All of the records listed below should be retyped exactly.

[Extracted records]
============

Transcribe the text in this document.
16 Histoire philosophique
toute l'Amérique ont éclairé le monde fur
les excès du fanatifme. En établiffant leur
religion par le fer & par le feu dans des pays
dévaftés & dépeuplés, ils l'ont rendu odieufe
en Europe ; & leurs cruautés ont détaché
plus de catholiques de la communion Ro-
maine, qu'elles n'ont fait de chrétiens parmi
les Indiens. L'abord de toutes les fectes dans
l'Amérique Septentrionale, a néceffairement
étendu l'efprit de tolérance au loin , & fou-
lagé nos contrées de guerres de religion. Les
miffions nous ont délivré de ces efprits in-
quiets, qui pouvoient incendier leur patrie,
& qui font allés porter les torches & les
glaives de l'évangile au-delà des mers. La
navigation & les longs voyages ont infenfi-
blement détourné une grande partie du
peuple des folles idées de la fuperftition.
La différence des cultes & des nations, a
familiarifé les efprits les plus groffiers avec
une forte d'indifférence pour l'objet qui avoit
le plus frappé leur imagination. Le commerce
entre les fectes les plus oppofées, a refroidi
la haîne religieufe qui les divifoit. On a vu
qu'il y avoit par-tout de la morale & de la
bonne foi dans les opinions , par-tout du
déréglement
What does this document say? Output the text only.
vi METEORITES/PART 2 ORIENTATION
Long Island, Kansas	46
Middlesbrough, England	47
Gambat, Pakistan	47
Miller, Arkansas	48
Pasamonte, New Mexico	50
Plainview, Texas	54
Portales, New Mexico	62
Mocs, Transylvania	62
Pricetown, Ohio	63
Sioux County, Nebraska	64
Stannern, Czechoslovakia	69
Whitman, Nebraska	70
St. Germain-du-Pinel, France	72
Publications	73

============

**Output of the exercise**.
Transcribe the text in this document.
16 Histoire philosophique
toute l'Amérique ont éclairé le monde fur
les excès du fanatifme. En établiffant leur
religion par le fer & par le feu dans des pays
dévaftés & dépeuplés, ils l'ont rendu odieufe
en Europe ; & leurs cruautés ont détaché
plus de catholiques de la communion Ro-
maine, qu'elles n'ont fait de chrétiens parmi
les Indiens. L'abord de toutes les fectes dans
l'Amérique Septentrionale, a néceffairement
étendu l'efprit de tolérance au loin , & fou-
lagé nos contrées de guerres de religion. Les
miffions nous ont délivré de ces efprits in-
quiets, qui pouvoient incendier leur patrie,
& qui font allés porter les torches & les
glaives de l'évangile au-delà des mers. La
navigation & les longs voyages ont infenfi-
blement détourné une grande partie du
peuple des folles idées de la fuperftition.
La différence des cultes & des nations, a
familiarifé les efprits les plus groffiers avec
une forte d'indifférence pour l'objet qui avoit
le plus frappé leur imagination. Le commerce
entre les fectes les plus oppofées, a refroidi
la haîne religieufe qui les divifoit. On a vu
qu'il y avoit par-tout de la morale & de la
bonne foi dans les opinions , par-tout du
déréglement
What does this document say? Output the text only.
vi METEORITES/PART 2 ORIENTATION
Long Island, Kansas	46
Middlesbrough, England	47
Gambat, Pakistan	47
Miller, Arkansas	48
Pasamonte, New Mexico	50
Plainview, Texas	54
Portales, New Mexico	62
Mocs, Transylvania	62
Pricetown, Ohio	63
Sioux County, Nebraska	64
Stannern, Czechoslovakia	69
Whitman, Nebraska	70
St. Germain-du-Pinel, France	72
Publications	73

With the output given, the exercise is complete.